PROBLEM REQUIREMENTS: Records follow. Select each line holding "name".
§ §
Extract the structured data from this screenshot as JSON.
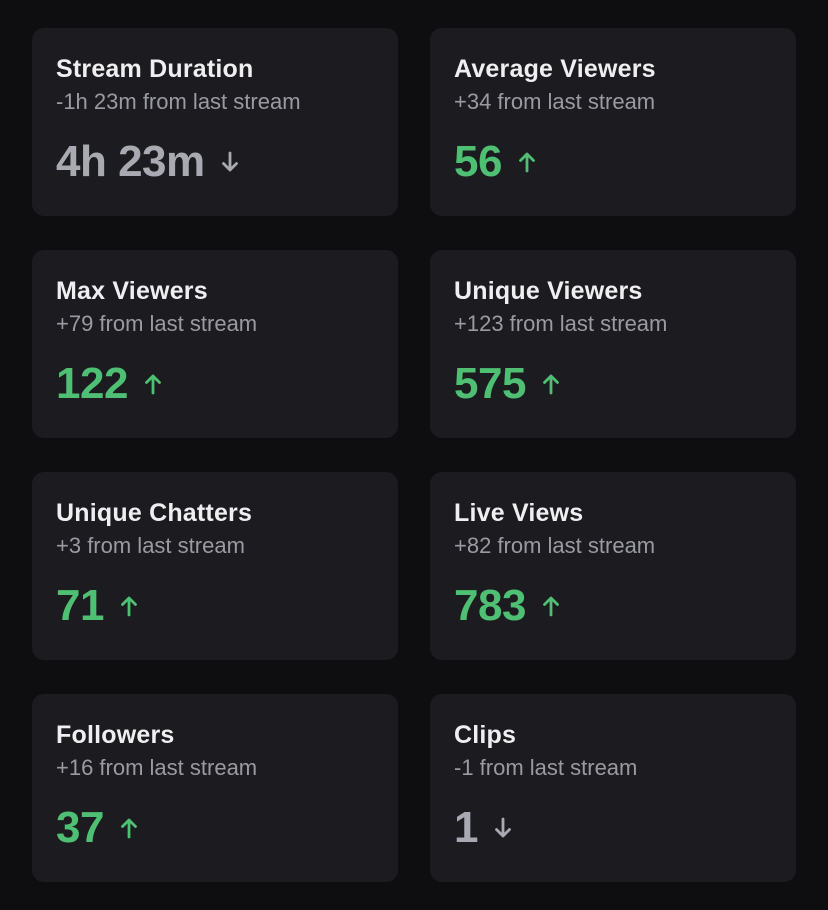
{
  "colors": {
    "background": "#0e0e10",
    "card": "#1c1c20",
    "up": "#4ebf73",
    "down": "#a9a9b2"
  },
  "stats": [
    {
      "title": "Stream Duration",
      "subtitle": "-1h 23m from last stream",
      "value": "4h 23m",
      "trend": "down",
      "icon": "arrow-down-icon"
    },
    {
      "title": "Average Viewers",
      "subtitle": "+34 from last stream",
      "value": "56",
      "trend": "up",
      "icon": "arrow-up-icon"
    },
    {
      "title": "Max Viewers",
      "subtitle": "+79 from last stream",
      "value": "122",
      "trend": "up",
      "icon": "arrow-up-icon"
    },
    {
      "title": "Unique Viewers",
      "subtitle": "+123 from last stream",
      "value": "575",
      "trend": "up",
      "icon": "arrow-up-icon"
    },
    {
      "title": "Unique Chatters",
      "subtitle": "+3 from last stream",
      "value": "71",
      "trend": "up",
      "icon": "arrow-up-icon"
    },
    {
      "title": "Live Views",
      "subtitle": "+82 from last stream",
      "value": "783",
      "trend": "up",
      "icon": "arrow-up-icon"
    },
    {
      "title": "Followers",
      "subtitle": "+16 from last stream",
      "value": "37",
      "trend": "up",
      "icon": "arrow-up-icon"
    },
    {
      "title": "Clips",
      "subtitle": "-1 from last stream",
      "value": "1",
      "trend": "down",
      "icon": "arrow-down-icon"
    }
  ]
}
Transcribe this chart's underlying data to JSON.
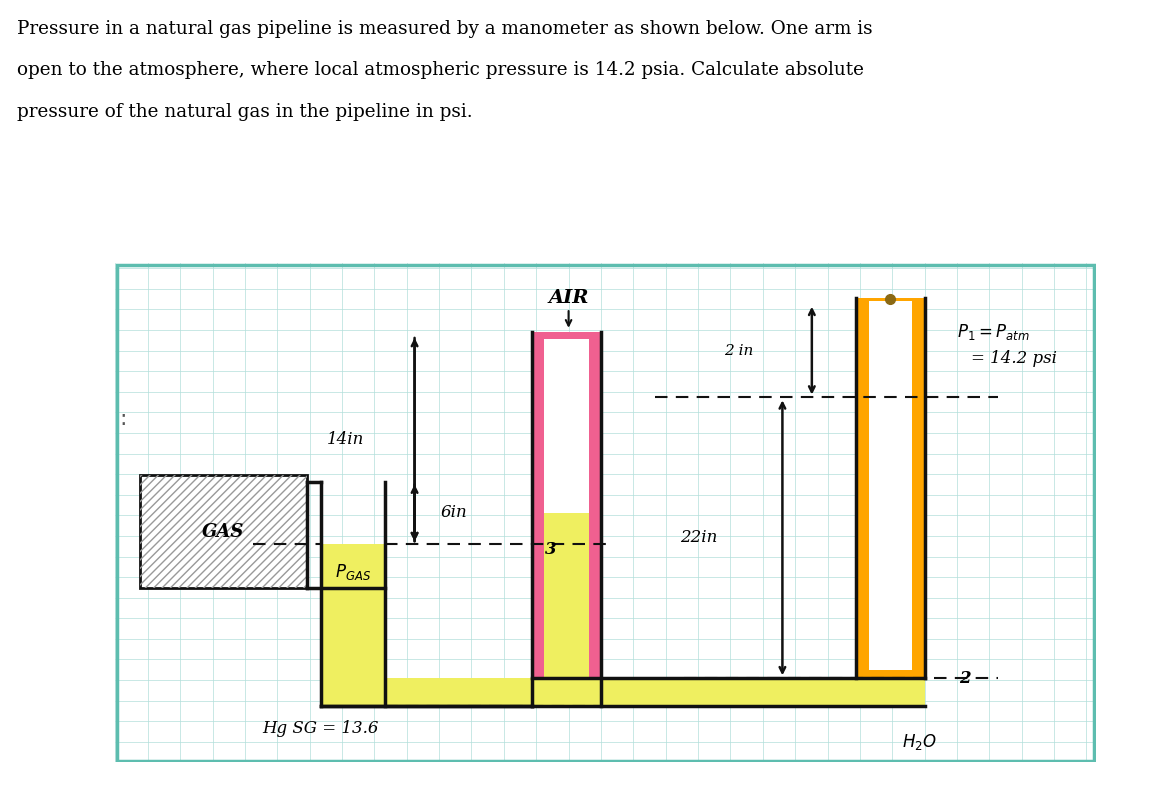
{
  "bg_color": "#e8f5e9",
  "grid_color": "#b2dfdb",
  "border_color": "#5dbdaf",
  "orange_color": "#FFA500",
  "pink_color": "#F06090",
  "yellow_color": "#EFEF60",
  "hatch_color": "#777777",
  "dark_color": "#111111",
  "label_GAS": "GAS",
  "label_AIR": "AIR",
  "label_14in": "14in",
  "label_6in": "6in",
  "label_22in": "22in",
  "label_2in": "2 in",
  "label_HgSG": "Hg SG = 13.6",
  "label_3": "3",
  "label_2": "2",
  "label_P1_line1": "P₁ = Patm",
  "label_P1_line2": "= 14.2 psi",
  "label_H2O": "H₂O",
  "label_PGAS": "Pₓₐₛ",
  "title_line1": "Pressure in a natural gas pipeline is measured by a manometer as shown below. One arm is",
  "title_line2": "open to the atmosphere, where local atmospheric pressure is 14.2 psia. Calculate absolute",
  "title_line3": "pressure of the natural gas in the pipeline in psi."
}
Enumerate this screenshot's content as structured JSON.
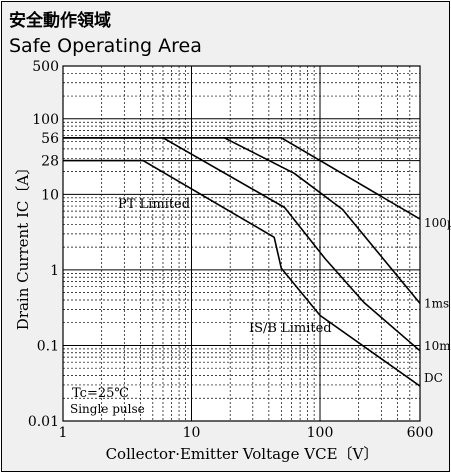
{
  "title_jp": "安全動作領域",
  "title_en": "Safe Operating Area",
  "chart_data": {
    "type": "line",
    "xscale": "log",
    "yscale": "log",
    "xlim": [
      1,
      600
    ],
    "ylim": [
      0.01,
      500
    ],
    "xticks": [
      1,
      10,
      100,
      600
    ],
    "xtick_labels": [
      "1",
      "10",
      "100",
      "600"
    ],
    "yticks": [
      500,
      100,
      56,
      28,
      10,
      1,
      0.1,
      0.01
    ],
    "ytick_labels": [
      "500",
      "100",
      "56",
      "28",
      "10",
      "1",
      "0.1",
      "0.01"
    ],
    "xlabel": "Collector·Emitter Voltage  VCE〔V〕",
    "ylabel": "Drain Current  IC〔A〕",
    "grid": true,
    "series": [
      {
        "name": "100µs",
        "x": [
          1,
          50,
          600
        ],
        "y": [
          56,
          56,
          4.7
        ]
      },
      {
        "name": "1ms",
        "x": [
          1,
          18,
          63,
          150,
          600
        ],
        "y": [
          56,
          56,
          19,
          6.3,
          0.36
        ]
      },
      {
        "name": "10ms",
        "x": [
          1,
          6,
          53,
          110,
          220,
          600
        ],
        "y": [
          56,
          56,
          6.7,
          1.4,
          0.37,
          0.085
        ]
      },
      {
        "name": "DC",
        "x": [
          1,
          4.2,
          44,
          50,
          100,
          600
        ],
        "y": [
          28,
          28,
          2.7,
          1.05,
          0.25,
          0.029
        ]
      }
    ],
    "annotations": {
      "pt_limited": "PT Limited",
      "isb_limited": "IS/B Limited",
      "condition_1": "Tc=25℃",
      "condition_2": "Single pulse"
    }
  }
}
§ §
FULL OUTPUT:
        "name": "100µs",
        "name": "1ms",
        "name": "10ms",
        "name": "DC",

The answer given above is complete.